Problem requirements: Find every line in the records that holds the string "jotka". Copy each one.

Collection entries
* Begin *

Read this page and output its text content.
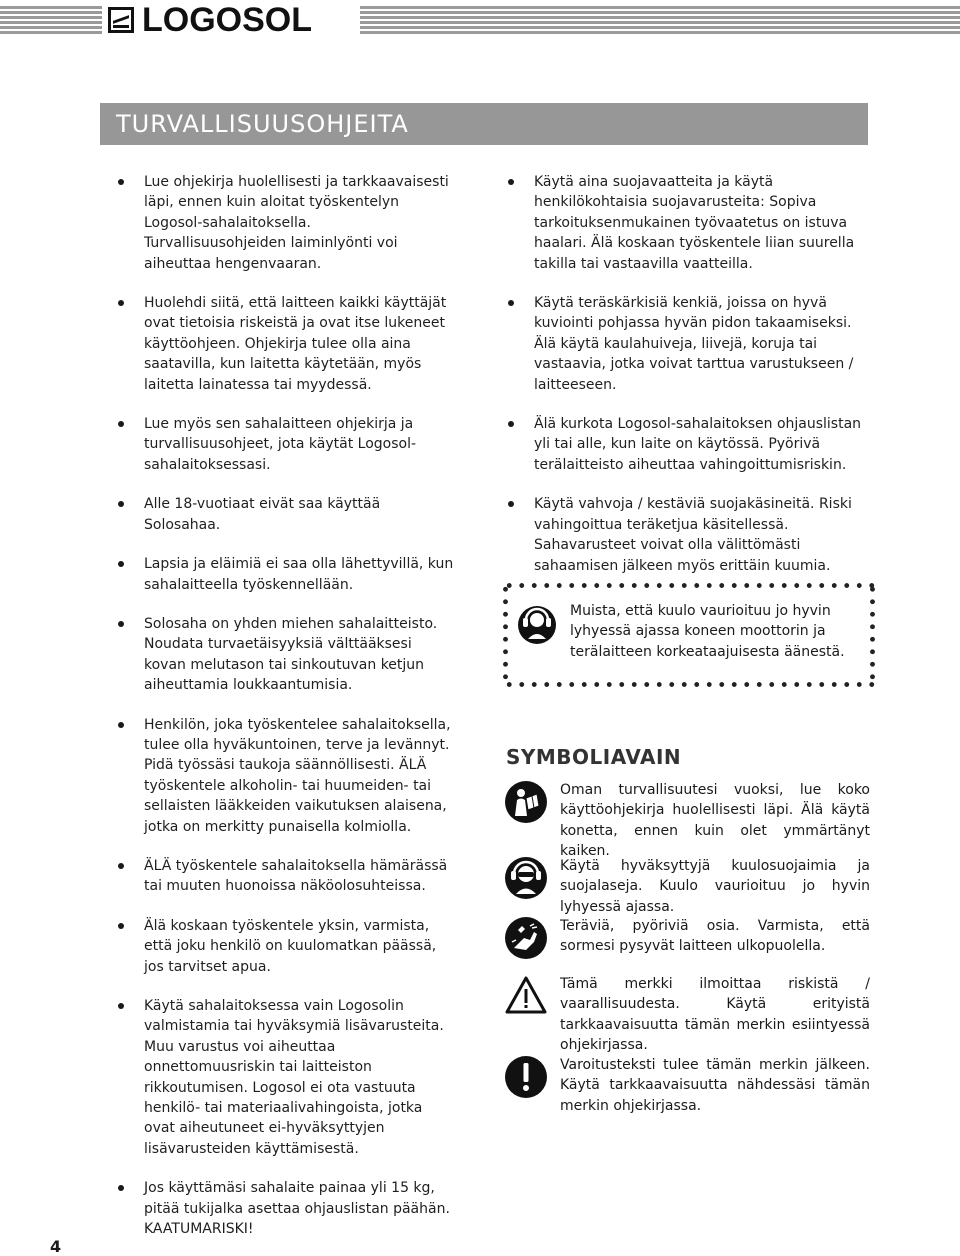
LOGOSOL
TURVALLISUUSOHJEITA

Lue ohjekirja huolellisesti ja tarkkaavaisesti läpi, ennen kuin aloitat työskentelyn Logosol-sahalaitoksella. Turvallisuusohjeiden laiminlyönti voi aiheuttaa hengenvaaran.

Huolehdi siitä, että laitteen kaikki käyttäjät ovat tietoisia riskeistä ja ovat itse lukeneet käyttöohjeen. Ohjekirja tulee olla aina saatavilla, kun laitetta käytetään, myös laitetta lainatessa tai myydessä.

Lue myös sen sahalaitteen ohjekirja ja turvallisuusohjeet, jota käytät Logosol-sahalaitoksessasi.

Alle 18-vuotiaat eivät saa käyttää Solosahaa.

Lapsia ja eläimiä ei saa olla lähettyvillä, kun sahalaitteella työskennellään.

Solosaha on yhden miehen sahalaitteisto. Noudata turvaetäisyyksiä välttääksesi kovan melutason tai sinkoutuvan ketjun aiheuttamia loukkaantumisia.

Henkilön, joka työskentelee sahalaitoksella, tulee olla hyväkuntoinen, terve ja levännyt. Pidä työssäsi taukoja säännöllisesti. ÄLÄ työskentele alkoholin- tai huumeiden- tai sellaisten lääkkeiden vaikutuksen alaisena, jotka on merkitty punaisella kolmiolla.

ÄLÄ työskentele sahalaitoksella hämärässä tai muuten huonoissa näköolosuhteissa.

Älä koskaan työskentele yksin, varmista, että joku henkilö on kuulomatkan päässä, jos tarvitset apua.

Käytä sahalaitoksessa vain Logosolin valmistamia tai hyväksymiä lisävarusteita. Muu varustus voi aiheuttaa onnettomuusriskin tai laitteiston rikkoutumisen. Logosol ei ota vastuuta henkilö- tai materiaalivahingoista, jotka ovat aiheutuneet ei-hyväksyttyjen lisävarusteiden käyttämisestä.

Jos käyttämäsi sahalaite painaa yli 15 kg, pitää tukijalka asettaa ohjauslistan päähän. KAATUMARISKI!

Käytä aina suojavaatteita ja käytä henkilökohtaisia suojavarusteita: Sopiva tarkoituksenmukainen työvaatetus on istuva haalari. Älä koskaan työskentele liian suurella takilla tai vastaavilla vaatteilla.

Käytä teräskärkisiä kenkiä, joissa on hyvä kuviointi pohjassa hyvän pidon takaamiseksi. Älä käytä kaulahuiveja, liivejä, koruja tai vastaavia, jotka voivat tarttua varustukseen / laitteeseen.

Älä kurkota Logosol-sahalaitoksen ohjauslistan yli tai alle, kun laite on käytössä. Pyörivä terälaitteisto aiheuttaa vahingoittumisriskin.

Käytä vahvoja / kestäviä suojakäsineitä. Riski vahingoittua teräketjua käsitellessä. Sahavarusteet voivat olla välittömästi sahaamisen jälkeen myös erittäin kuumia.

Muista, että kuulo vaurioituu jo hyvin lyhyessä ajassa koneen moottorin ja terälaitteen korkeataajuisesta äänestä.
SYMBOLIAVAIN
Oman turvallisuutesi vuoksi, lue koko käyttöohjekirja huolellisesti läpi. Älä käytä konetta, ennen kuin olet ymmärtänyt kaiken.
Käytä hyväksyttyjä kuulosuojaimia ja suojalaseja. Kuulo vaurioituu jo hyvin lyhyessä ajassa.
Teräviä, pyöriviä osia. Varmista, että sormesi pysyvät laitteen ulkopuolella.
Tämä merkki ilmoittaa riskistä / vaarallisuudesta. Käytä erityistä tarkkaavaisuutta tämän merkin esiintyessä ohjekirjassa.
Varoitusteksti tulee tämän merkin jälkeen. Käytä tarkkaavaisuutta nähdessäsi tämän merkin ohjekirjassa.
4
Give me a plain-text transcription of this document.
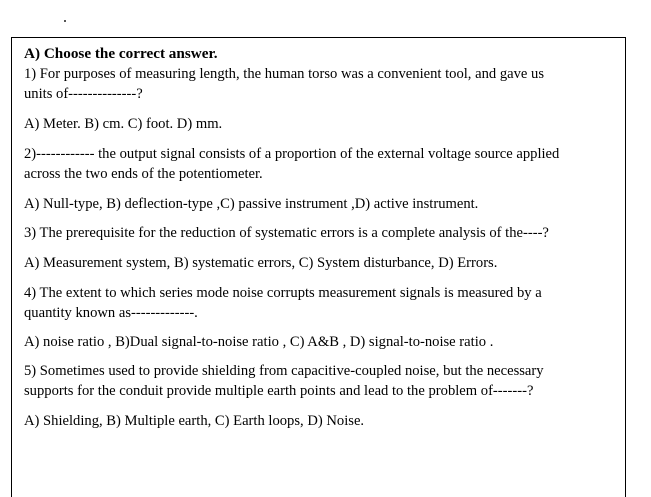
A) Choose the correct answer.

1) For purposes of measuring length, the human torso was a convenient tool, and gave us

units of--------------?

A) Meter. B) cm. C) foot. D) mm.

2)------------ the output signal consists of a proportion of the external voltage source applied

across the two ends of the potentiometer.

A) Null-type, B) deflection-type ,C) passive instrument ,D) active instrument.

3) The prerequisite for the reduction of systematic errors is a complete analysis of the----?

A) Measurement system, B) systematic errors, C) System disturbance, D) Errors.

4) The extent to which series mode noise corrupts measurement signals is measured by a

quantity known as-------------.

A) noise ratio , B)Dual signal-to-noise ratio , C) A&B , D) signal-to-noise ratio .

5) Sometimes used to provide shielding from capacitive-coupled noise, but the necessary

supports for the conduit provide multiple earth points and lead to the problem of-------?

A) Shielding, B) Multiple earth, C) Earth loops, D) Noise.
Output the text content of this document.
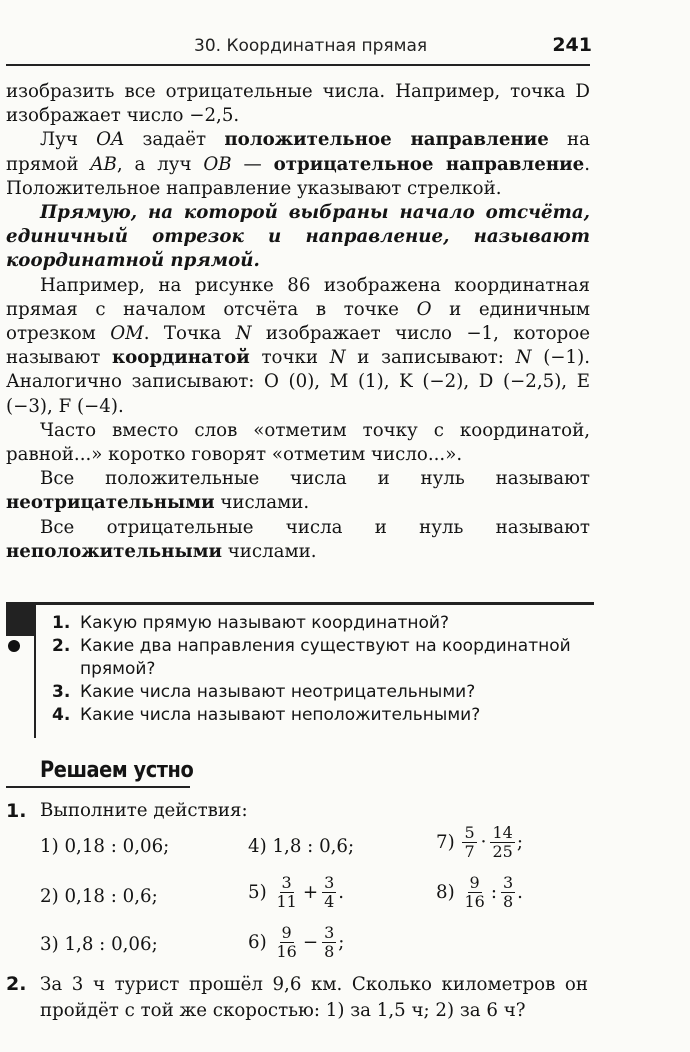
30. Координатная прямая	241

изобразить все отрицательные числа. Например, точка D изображает число −2,5.

Луч OA задаёт положительное направление на прямой AB, а луч OB — отрицательное направление. Положительное направление указывают стрелкой.

Прямую, на которой выбраны начало отсчёта, единичный отрезок и направление, называют координатной прямой.

Например, на рисунке 86 изображена координатная прямая с началом отсчёта в точке O и единичным отрезком OM. Точка N изображает число −1, которое называют координатой точки N и записывают: N (−1). Аналогично записывают: O (0), M (1), K (−2), D (−2,5), E (−3), F (−4).

Часто вместо слов «отметим точку с координатой, равной...» коротко говорят «отметим число...».

Все положительные числа и нуль называют неотрицательными числами.

Все отрицательные числа и нуль называют неположительными числами.

1. Какую прямую называют координатной?
2. Какие два направления существуют на координатной прямой?
3. Какие числа называют неотрицательными?
4. Какие числа называют неположительными?
Решаем устно
1. Выполните действия:
1)
0,18 : 0,06;
2)
0,18 : 0,6;
3)
1,8 : 0,06;
4)
1,8 : 0,6;
5)
$\frac{3}{11} + \frac{3}{4}$ .
6)
$\frac{9}{16} - \frac{3}{8}$ ;
7)
$\frac{5}{7} \cdot \frac{14}{25}$ ;
8)
$\frac{9}{16}$ : $\frac{3}{8}$ .
2. За 3 ч турист прошёл 9,6 км. Сколько километров он пройдёт с той же скоростью: 1) за 1,5 ч; 2) за 6 ч?
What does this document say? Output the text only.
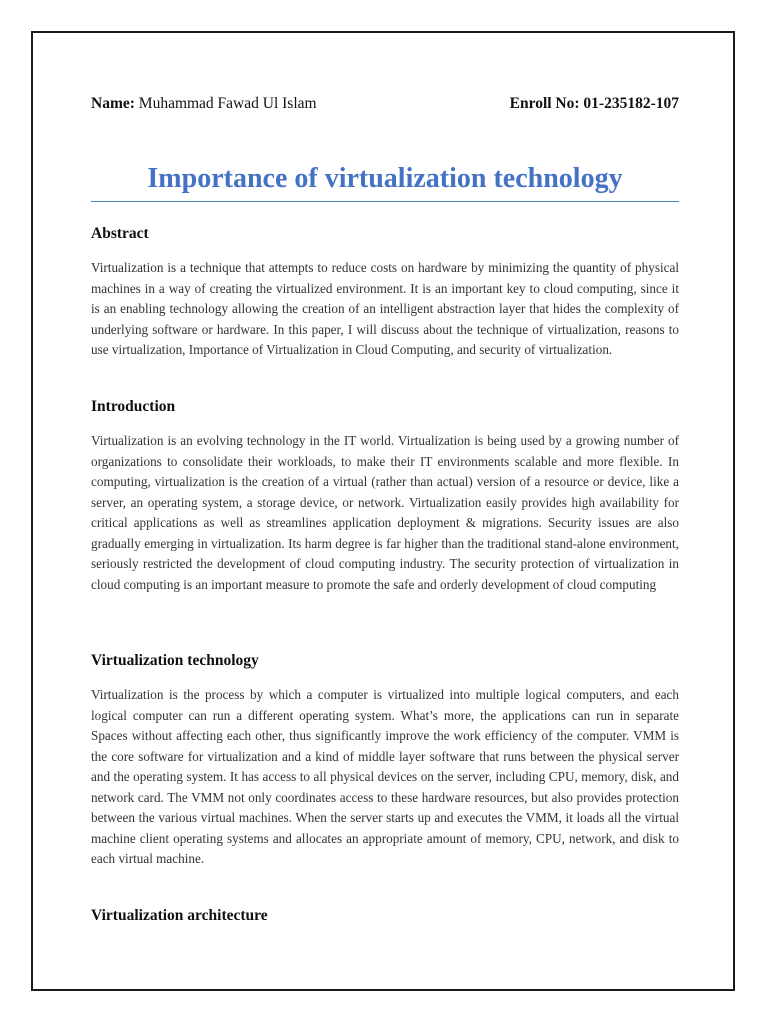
Name: Muhammad Fawad Ul Islam	Enroll No: 01-235182-107
Importance of virtualization technology
Abstract

Virtualization is a technique that attempts to reduce costs on hardware by minimizing the quantity of physical machines in a way of creating the virtualized environment. It is an important key to cloud computing, since it is an enabling technology allowing the creation of an intelligent abstraction layer that hides the complexity of underlying software or hardware. In this paper, I will discuss about the technique of virtualization, reasons to use virtualization, Importance of Virtualization in Cloud Computing, and security of virtualization.

Introduction

Virtualization is an evolving technology in the IT world. Virtualization is being used by a growing number of organizations to consolidate their workloads, to make their IT environments scalable and more flexible. In computing, virtualization is the creation of a virtual (rather than actual) version of a resource or device, like a server, an operating system, a storage device, or network. Virtualization easily provides high availability for critical applications as well as streamlines application deployment & migrations. Security issues are also gradually emerging in virtualization. Its harm degree is far higher than the traditional stand-alone environment, seriously restricted the development of cloud computing industry. The security protection of virtualization in cloud computing is an important measure to promote the safe and orderly development of cloud computing

Virtualization technology

Virtualization is the process by which a computer is virtualized into multiple logical computers, and each logical computer can run a different operating system. What’s more, the applications can run in separate Spaces without affecting each other, thus significantly improve the work efficiency of the computer. VMM is the core software for virtualization and a kind of middle layer software that runs between the physical server and the operating system. It has access to all physical devices on the server, including CPU, memory, disk, and network card. The VMM not only coordinates access to these hardware resources, but also provides protection between the various virtual machines. When the server starts up and executes the VMM, it loads all the virtual machine client operating systems and allocates an appropriate amount of memory, CPU, network, and disk to each virtual machine.

Virtualization architecture
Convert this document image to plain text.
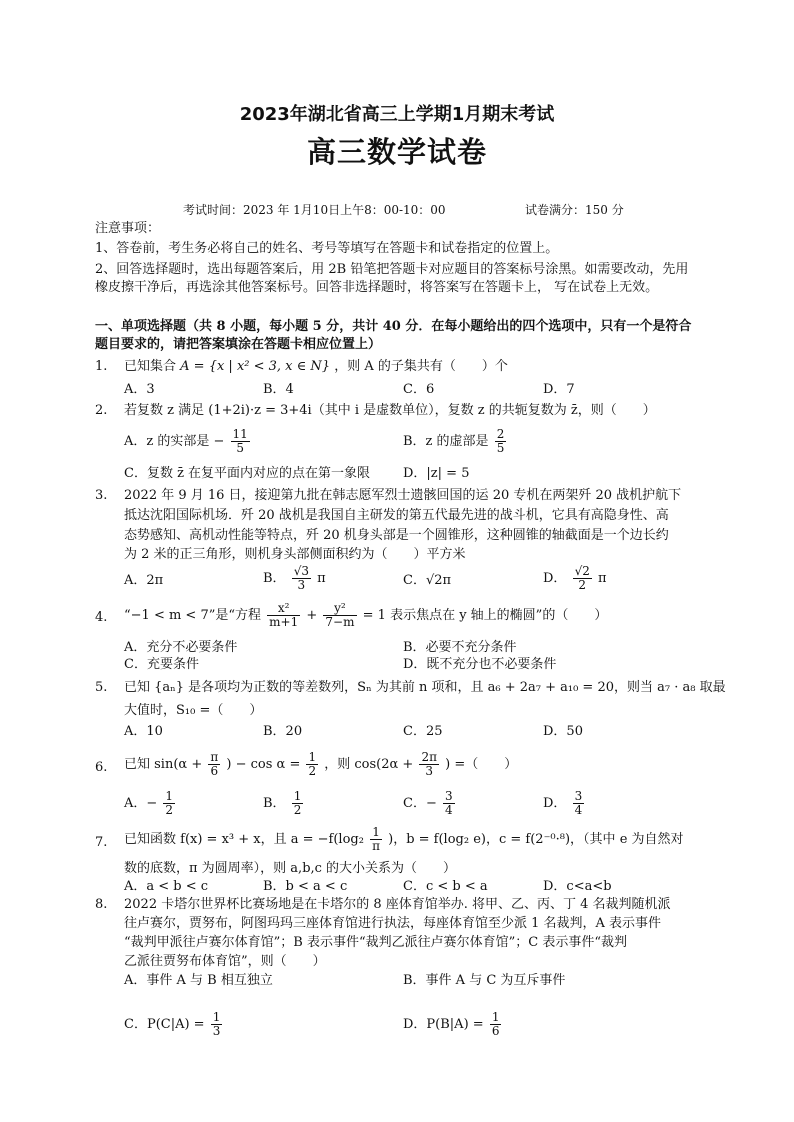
2023年湖北省高三上学期1月期末考试
高三数学试卷
考试时间：2023 年 1月10日上午8：00-10：00	试卷满分：150 分
注意事项：
1、答卷前，考生务必将自己的姓名、考号等填写在答题卡和试卷指定的位置上。
2、回答选择题时，选出每题答案后，用 2B 铅笔把答题卡对应题目的答案标号涂黑。如需要改动，先用
橡皮擦干净后，再选涂其他答案标号。回答非选择题时，将答案写在答题卡上， 写在试卷上无效。
一、单项选择题（共 8 小题，每小题 5 分，共计 40 分．在每小题给出的四个选项中，只有一个是符合
题目要求的，请把答案填涂在答题卡相应位置上）
1. 已知集合 A = {x | x² < 3, x ∈ N} ，则 A 的子集共有（　　）个
A．3	B．4	C．6	D．7
2. 若复数 z 满足 (1+2i)·z = 3+4i（其中 i 是虚数单位），复数 z 的共轭复数为 z̄，则（　　）
A．z 的实部是 − $\frac{11}{5}$	B．z 的虚部是 $\frac{2}{5}$
C．复数 z̄ 在复平面内对应的点在第一象限	D．|z| = 5
3. 2022 年 9 月 16 日，接迎第九批在韩志愿军烈士遗骸回国的运 20 专机在两架歼 20 战机护航下
抵达沈阳国际机场．歼 20 战机是我国自主研发的第五代最先进的战斗机，它具有高隐身性、高
态势感知、高机动性能等特点，歼 20 机身头部是一个圆锥形，这种圆锥的轴截面是一个边长约
为 2 米的正三角形，则机身头部侧面积约为（　　）平方米
A．2π	B． $\frac{√3}{3}$ π	C．√2π	D． $\frac{√2}{2}$ π
4. “−1 < m < 7”是“方程 $\frac{\text{x²}}{m+1} + \frac{\text{y²}}{7-m} = 1$ 表示焦点在 y 轴上的椭圆”的（　　）
A．充分不必要条件	B．必要不充分条件
C．充要条件	D．既不充分也不必要条件
5. 已知 {aₙ} 是各项均为正数的等差数列，Sₙ 为其前 n 项和，且 a₆ + 2a₇ + a₁₀ = 20，则当 a₇ · a₈ 取最
大值时，S₁₀ =（　　）
A．10	B．20	C．25	D．50
6. 已知 $\sin(\alpha + \frac{\pi}{6}$ ) − $\cos \alpha = \frac{1}{2}$ ，则 $\cos(2\alpha + \frac{2\pi}{3}$ ) =（　　）
A．− $\frac{1}{2}$	B． $\frac{1}{2}$	C．− $\frac{3}{4}$	D． $\frac{3}{4}$
7. 已知函数 f(x) = x³ + x，且 $a = -f(\log_2 \frac{1}{\pi}$ )，b = f(log₂ e)，c = f(2⁻⁰·⁸)，（其中 e 为自然对
数的底数，π 为圆周率），则 a,b,c 的大小关系为（　　）
A．a < b < c	B．b < a < c	C．c < b < a	D．c<a<b
8. 2022 卡塔尔世界杯比赛场地是在卡塔尔的 8 座体育馆举办. 将甲、乙、丙、丁 4 名裁判随机派
往卢赛尔，贾努布，阿图玛玛三座体育馆进行执法，每座体育馆至少派 1 名裁判，A 表示事件
“裁判甲派往卢赛尔体育馆”；B 表示事件“裁判乙派往卢赛尔体育馆”；C 表示事件“裁判
乙派往贾努布体育馆”，则（　　）
A．事件 A 与 B 相互独立	B．事件 A 与 C 为互斥事件
C．$P(C|A) = \frac{1}{3}$	D．$P(B|A) = \frac{1}{6}$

* End *

Solution to this problem:
Henkilön, joka työskentelee sahalaitoksella, tulee olla hyväkuntoinen, terve ja levännyt. Pidä työssäsi taukoja säännöllisesti. ÄLÄ työskentele alkoholin- tai huumeiden- tai sellaisten lääkkeiden vaikutuksen alaisena, jotka on merkitty punaisella kolmiolla.
Käytä sahalaitoksessa vain Logosolin valmistamia tai hyväksymiä lisävarusteita. Muu varustus voi aiheuttaa onnettomuusriskin tai laitteiston rikkoutumisen. Logosol ei ota vastuuta henkilö- tai materiaalivahingoista, jotka ovat aiheutuneet ei-hyväksyttyjen lisävarusteiden käyttämisestä.
Käytä teräskärkisiä kenkiä, joissa on hyvä kuviointi pohjassa hyvän pidon takaamiseksi. Älä käytä kaulahuiveja, liivejä, koruja tai vastaavia, jotka voivat tarttua varustukseen / laitteeseen.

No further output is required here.